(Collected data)
+ + + +

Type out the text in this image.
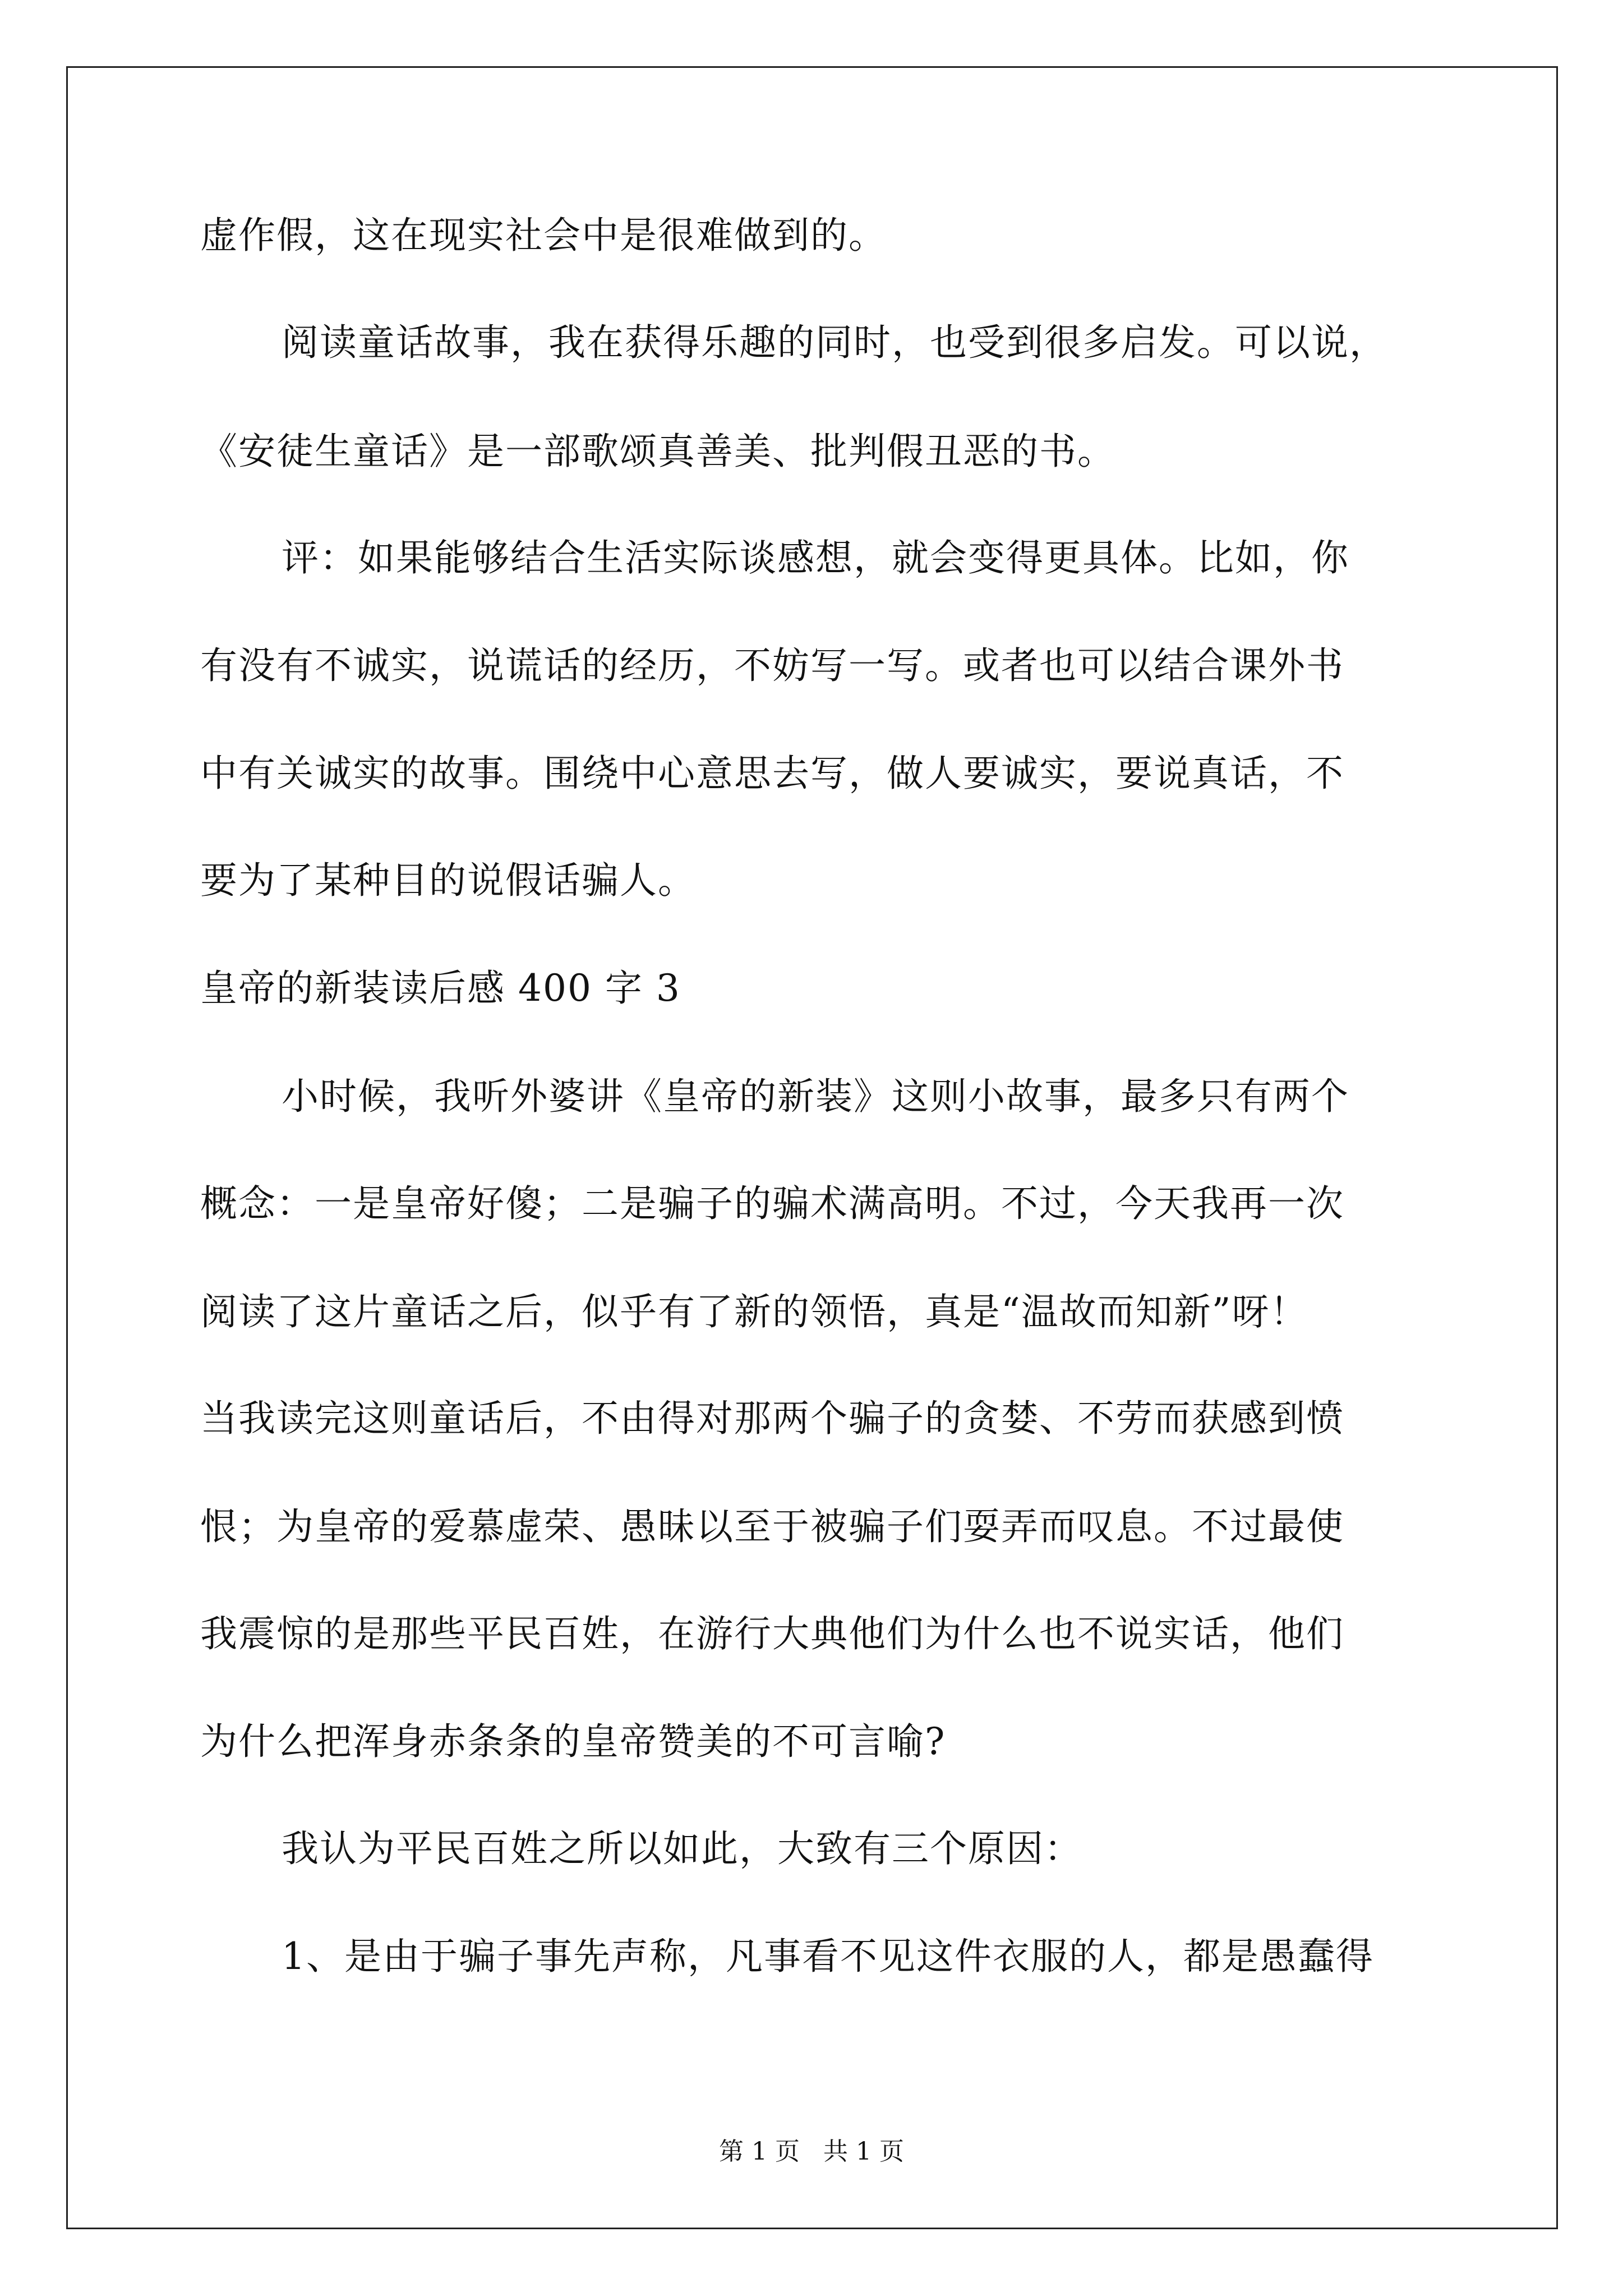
虚作假，这在现实社会中是很难做到的。
阅读童话故事，我在获得乐趣的同时，也受到很多启发。可以说，
《安徒生童话》是一部歌颂真善美、批判假丑恶的书。
评：如果能够结合生活实际谈感想，就会变得更具体。比如，你
有没有不诚实，说谎话的经历，不妨写一写。或者也可以结合课外书
中有关诚实的故事。围绕中心意思去写，做人要诚实，要说真话，不
要为了某种目的说假话骗人。
皇帝的新装读后感 400 字 3
小时候，我听外婆讲《皇帝的新装》这则小故事，最多只有两个
概念：一是皇帝好傻；二是骗子的骗术满高明。不过，今天我再一次
阅读了这片童话之后，似乎有了新的领悟，真是“温故而知新”呀！
当我读完这则童话后，不由得对那两个骗子的贪婪、不劳而获感到愤
恨；为皇帝的爱慕虚荣、愚昧以至于被骗子们耍弄而叹息。不过最使
我震惊的是那些平民百姓，在游行大典他们为什么也不说实话，他们
为什么把浑身赤条条的皇帝赞美的不可言喻?
我认为平民百姓之所以如此，大致有三个原因：
1、是由于骗子事先声称，凡事看不见这件衣服的人，都是愚蠢得
第 1 页   共 1 页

+ + + +

Output the records above exactly as they are, leaving out the pictures.

● **The response**
Type out the text in this image.
虚作假，这在现实社会中是很难做到的。
阅读童话故事，我在获得乐趣的同时，也受到很多启发。可以说，
《安徒生童话》是一部歌颂真善美、批判假丑恶的书。
评：如果能够结合生活实际谈感想，就会变得更具体。比如，你
有没有不诚实，说谎话的经历，不妨写一写。或者也可以结合课外书
中有关诚实的故事。围绕中心意思去写，做人要诚实，要说真话，不
要为了某种目的说假话骗人。
皇帝的新装读后感 400 字 3
小时候，我听外婆讲《皇帝的新装》这则小故事，最多只有两个
概念：一是皇帝好傻；二是骗子的骗术满高明。不过，今天我再一次
阅读了这片童话之后，似乎有了新的领悟，真是“温故而知新”呀！
当我读完这则童话后，不由得对那两个骗子的贪婪、不劳而获感到愤
恨；为皇帝的爱慕虚荣、愚昧以至于被骗子们耍弄而叹息。不过最使
我震惊的是那些平民百姓，在游行大典他们为什么也不说实话，他们
为什么把浑身赤条条的皇帝赞美的不可言喻?
我认为平民百姓之所以如此，大致有三个原因：
1、是由于骗子事先声称，凡事看不见这件衣服的人，都是愚蠢得
第 1 页   共 1 页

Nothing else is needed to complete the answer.